Write out all of the entries exactly as given.

====

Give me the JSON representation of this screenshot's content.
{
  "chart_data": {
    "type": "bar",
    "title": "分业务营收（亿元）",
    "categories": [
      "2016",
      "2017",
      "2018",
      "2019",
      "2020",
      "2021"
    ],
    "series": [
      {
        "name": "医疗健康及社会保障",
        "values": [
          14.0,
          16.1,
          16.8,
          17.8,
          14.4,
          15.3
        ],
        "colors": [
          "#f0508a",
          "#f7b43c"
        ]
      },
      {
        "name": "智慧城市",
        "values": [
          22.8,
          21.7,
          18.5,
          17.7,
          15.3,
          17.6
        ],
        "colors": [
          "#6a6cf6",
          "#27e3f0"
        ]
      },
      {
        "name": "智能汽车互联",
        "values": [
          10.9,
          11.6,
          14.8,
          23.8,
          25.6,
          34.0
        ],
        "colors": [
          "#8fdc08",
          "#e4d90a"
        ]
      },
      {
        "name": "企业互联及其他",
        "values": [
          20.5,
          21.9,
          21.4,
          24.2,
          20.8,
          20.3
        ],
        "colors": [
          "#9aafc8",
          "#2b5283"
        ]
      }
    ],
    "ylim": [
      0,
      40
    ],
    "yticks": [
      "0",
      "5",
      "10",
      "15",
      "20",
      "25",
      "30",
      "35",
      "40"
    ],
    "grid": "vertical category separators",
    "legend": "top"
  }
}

====

- [OUTPUT OF THE EXERCISE]
Give me the JSON representation of this screenshot's content.
{
  "chart_data": {
    "type": "bar",
    "title": "分业务营收（亿元）",
    "categories": [
      "2016",
      "2017",
      "2018",
      "2019",
      "2020",
      "2021"
    ],
    "series": [
      {
        "name": "医疗健康及社会保障",
        "values": [
          14.0,
          16.1,
          16.8,
          17.8,
          14.4,
          15.3
        ],
        "colors": [
          "#f0508a",
          "#f7b43c"
        ]
      },
      {
        "name": "智慧城市",
        "values": [
          22.8,
          21.7,
          18.5,
          17.7,
          15.3,
          17.6
        ],
        "colors": [
          "#6a6cf6",
          "#27e3f0"
        ]
      },
      {
        "name": "智能汽车互联",
        "values": [
          10.9,
          11.6,
          14.8,
          23.8,
          25.6,
          34.0
        ],
        "colors": [
          "#8fdc08",
          "#e4d90a"
        ]
      },
      {
        "name": "企业互联及其他",
        "values": [
          20.5,
          21.9,
          21.4,
          24.2,
          20.8,
          20.3
        ],
        "colors": [
          "#9aafc8",
          "#2b5283"
        ]
      }
    ],
    "ylim": [
      0,
      40
    ],
    "yticks": [
      "0",
      "5",
      "10",
      "15",
      "20",
      "25",
      "30",
      "35",
      "40"
    ],
    "grid": "vertical category separators",
    "legend": "top"
  }
}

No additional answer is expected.